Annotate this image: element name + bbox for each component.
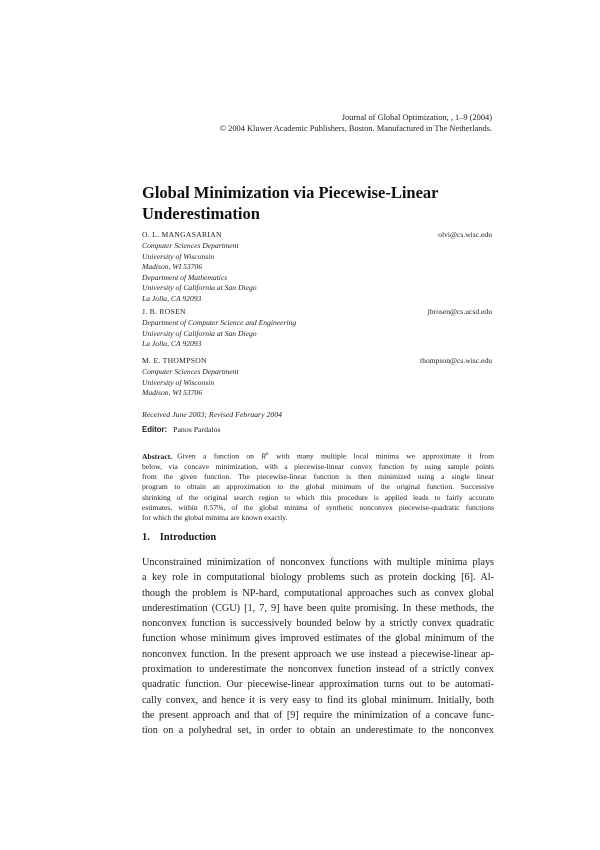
abstract-label: Abstract.: [142, 451, 173, 461]
body-line: Unconstrained minimization of nonconvex functions with multiple minima plays: [142, 557, 494, 568]
paper-title: [142, 182, 482, 224]
body-line: a key role in computational biology problems such as protein docking [6]. Al-: [142, 572, 494, 584]
abstract-line: program to obtain an approximation to the global minimum of the original function. Successive: [142, 482, 494, 492]
received-dates: Received June 2003; Revised February 2004: [142, 410, 283, 419]
author-block: [142, 230, 492, 305]
abstract-line: shrinking of the original search region to which this procedure is applied leads to fairly accurate: [142, 492, 494, 502]
title-line: Global Minimization via Piecewise-Linear: [142, 183, 439, 202]
abstract-line: from the given function. The piecewise-linear function is then minimized using a single linear: [142, 472, 494, 482]
affiliation-line: Computer Sciences Department: [142, 367, 239, 376]
math-symbol-R: R: [261, 451, 266, 461]
author-email: olvi@cs.wisc.edu: [438, 230, 492, 239]
journal-header: [220, 112, 492, 134]
author-name: J. B. ROSEN: [142, 307, 186, 316]
affiliation-line: University of California at San Diego: [142, 328, 257, 338]
affiliation-line: La Jolla, CA 92093: [142, 339, 202, 349]
body-line: function whose minimum gives improved estimates of the global minimum of the: [142, 633, 494, 645]
editor-name: Panos Pardalos: [173, 425, 221, 434]
journal-citation: Journal of Global Optimization, , 1–9 (2004): [341, 113, 492, 122]
title-line: Underestimation: [142, 204, 260, 223]
section-heading: [142, 532, 216, 543]
abstract-line: for which the global minima are known exactly.: [142, 513, 288, 523]
affiliation-line: Department of Mathematics: [142, 272, 228, 282]
abstract-line: Abstract. Given a function on $R^n$ with many multiple local minima we approximate it from: [142, 451, 494, 461]
body-line: though the problem is NP-hard, computational approaches such as convex global: [142, 587, 494, 599]
affiliation-line: University of Wisconsin: [142, 377, 215, 387]
abstract: [142, 449, 494, 524]
author-block: [142, 307, 492, 350]
body-line: quadratic function. Our piecewise-linear approximation turns out to be automati-: [142, 679, 494, 691]
affiliation-line: Department of Computer Science and Engineering: [142, 318, 297, 327]
section-number: 1.: [142, 532, 150, 543]
affiliation-line: La Jolla, CA 92093: [142, 293, 202, 303]
body-line: the present approach and that of [9] require the minimization of a concave func-: [142, 709, 494, 721]
body-paragraph: [142, 555, 494, 739]
copyright-notice: © 2004 Kluwer Academic Publishers, Boston. Manufactured in The Netherlands.: [219, 124, 492, 133]
body-line: underestimation (CGU) [1, 7, 9] have been quite promising. In these methods, the: [142, 602, 494, 614]
affiliation-line: University of Wisconsin: [142, 251, 215, 261]
author-email: jbrosen@cs.ucsd.edu: [427, 307, 492, 316]
editor-label: Editor:: [142, 425, 168, 434]
affiliation-line: Madison, WI 53706: [142, 262, 203, 272]
affiliation-line: Computer Sciences Department: [142, 241, 239, 250]
affiliation-line: University of California at San Diego: [142, 283, 257, 293]
author-block: [142, 356, 492, 399]
affiliation-line: Madison, WI 53706: [142, 388, 203, 398]
body-line: tion on a polyhedral set, in order to obtain an underestimate to the nonconvex: [142, 725, 494, 737]
author-name: M. E. THOMPSON: [142, 356, 207, 365]
body-line: proximation to underestimate the nonconvex function instead of a strictly convex: [142, 664, 494, 676]
body-line: cally convex, and hence it is very easy to find its global minimum. Initially, both: [142, 694, 494, 706]
author-name: O. L. MANGASARIAN: [142, 230, 222, 239]
section-title: Introduction: [159, 532, 217, 543]
body-line: nonconvex function. In the present approach we use instead a piecewise-linear ap-: [142, 648, 494, 660]
abstract-line: estimates, within 0.57%, of the global minima of synthetic nonconvex piecewise-quadratic functions: [142, 503, 494, 513]
author-email: thompson@cs.wisc.edu: [420, 356, 492, 365]
editor-line: [142, 425, 221, 434]
abstract-line: below, via concave minimization, with a piecewise-linear convex function by using sample points: [142, 461, 494, 471]
body-line: nonconvex function is successively bounded below by a strictly convex quadratic: [142, 618, 494, 630]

▬▬▬▬▬▬

• WHAT TO DO:
All the material above must be copied exactly, and no picture belongs in the copy.

• WRITTEN RESPONSE:
Annotate this image: element name + bbox for each component.
abstract-label: Abstract.: [142, 451, 173, 461]
body-line: Unconstrained minimization of nonconvex functions with multiple minima plays: [142, 557, 494, 568]
paper-title: [142, 182, 482, 224]
body-line: a key role in computational biology problems such as protein docking [6]. Al-: [142, 572, 494, 584]
abstract-line: program to obtain an approximation to the global minimum of the original function. Successive: [142, 482, 494, 492]
received-dates: Received June 2003; Revised February 2004: [142, 410, 283, 419]
author-block: [142, 230, 492, 305]
abstract-line: shrinking of the original search region to which this procedure is applied leads to fairly accurate: [142, 492, 494, 502]
title-line: Global Minimization via Piecewise-Linear: [142, 183, 439, 202]
abstract-line: from the given function. The piecewise-linear function is then minimized using a single linear: [142, 472, 494, 482]
affiliation-line: Computer Sciences Department: [142, 367, 239, 376]
math-symbol-R: R: [261, 451, 266, 461]
author-email: olvi@cs.wisc.edu: [438, 230, 492, 239]
journal-header: [220, 112, 492, 134]
author-name: J. B. ROSEN: [142, 307, 186, 316]
affiliation-line: University of California at San Diego: [142, 328, 257, 338]
affiliation-line: La Jolla, CA 92093: [142, 339, 202, 349]
body-line: function whose minimum gives improved estimates of the global minimum of the: [142, 633, 494, 645]
editor-name: Panos Pardalos: [173, 425, 221, 434]
journal-citation: Journal of Global Optimization, , 1–9 (2004): [341, 113, 492, 122]
title-line: Underestimation: [142, 204, 260, 223]
section-heading: [142, 532, 216, 543]
abstract-line: for which the global minima are known exactly.: [142, 513, 288, 523]
affiliation-line: Department of Mathematics: [142, 272, 228, 282]
abstract-line: Abstract. Given a function on $R^n$ with many multiple local minima we approximate it from: [142, 451, 494, 461]
body-line: though the problem is NP-hard, computational approaches such as convex global: [142, 587, 494, 599]
affiliation-line: University of Wisconsin: [142, 377, 215, 387]
abstract: [142, 449, 494, 524]
author-block: [142, 307, 492, 350]
body-line: quadratic function. Our piecewise-linear approximation turns out to be automati-: [142, 679, 494, 691]
affiliation-line: Department of Computer Science and Engineering: [142, 318, 297, 327]
section-number: 1.: [142, 532, 150, 543]
affiliation-line: La Jolla, CA 92093: [142, 293, 202, 303]
body-line: the present approach and that of [9] require the minimization of a concave func-: [142, 709, 494, 721]
body-paragraph: [142, 555, 494, 739]
copyright-notice: © 2004 Kluwer Academic Publishers, Boston. Manufactured in The Netherlands.: [219, 124, 492, 133]
body-line: underestimation (CGU) [1, 7, 9] have been quite promising. In these methods, the: [142, 602, 494, 614]
affiliation-line: University of Wisconsin: [142, 251, 215, 261]
author-email: jbrosen@cs.ucsd.edu: [427, 307, 492, 316]
editor-label: Editor:: [142, 425, 168, 434]
affiliation-line: Madison, WI 53706: [142, 262, 203, 272]
affiliation-line: Computer Sciences Department: [142, 241, 239, 250]
affiliation-line: University of California at San Diego: [142, 283, 257, 293]
author-block: [142, 356, 492, 399]
affiliation-line: Madison, WI 53706: [142, 388, 203, 398]
body-line: tion on a polyhedral set, in order to obtain an underestimate to the nonconvex: [142, 725, 494, 737]
author-name: M. E. THOMPSON: [142, 356, 207, 365]
body-line: proximation to underestimate the nonconvex function instead of a strictly convex: [142, 664, 494, 676]
body-line: cally convex, and hence it is very easy to find its global minimum. Initially, both: [142, 694, 494, 706]
author-name: O. L. MANGASARIAN: [142, 230, 222, 239]
section-title: Introduction: [159, 532, 217, 543]
body-line: nonconvex function. In the present approach we use instead a piecewise-linear ap-: [142, 648, 494, 660]
abstract-line: estimates, within 0.57%, of the global minima of synthetic nonconvex piecewise-quadratic functions: [142, 503, 494, 513]
author-email: thompson@cs.wisc.edu: [420, 356, 492, 365]
editor-line: [142, 425, 221, 434]
abstract-line: below, via concave minimization, with a piecewise-linear convex function by using sample points: [142, 461, 494, 471]
body-line: nonconvex function is successively bounded below by a strictly convex quadratic: [142, 618, 494, 630]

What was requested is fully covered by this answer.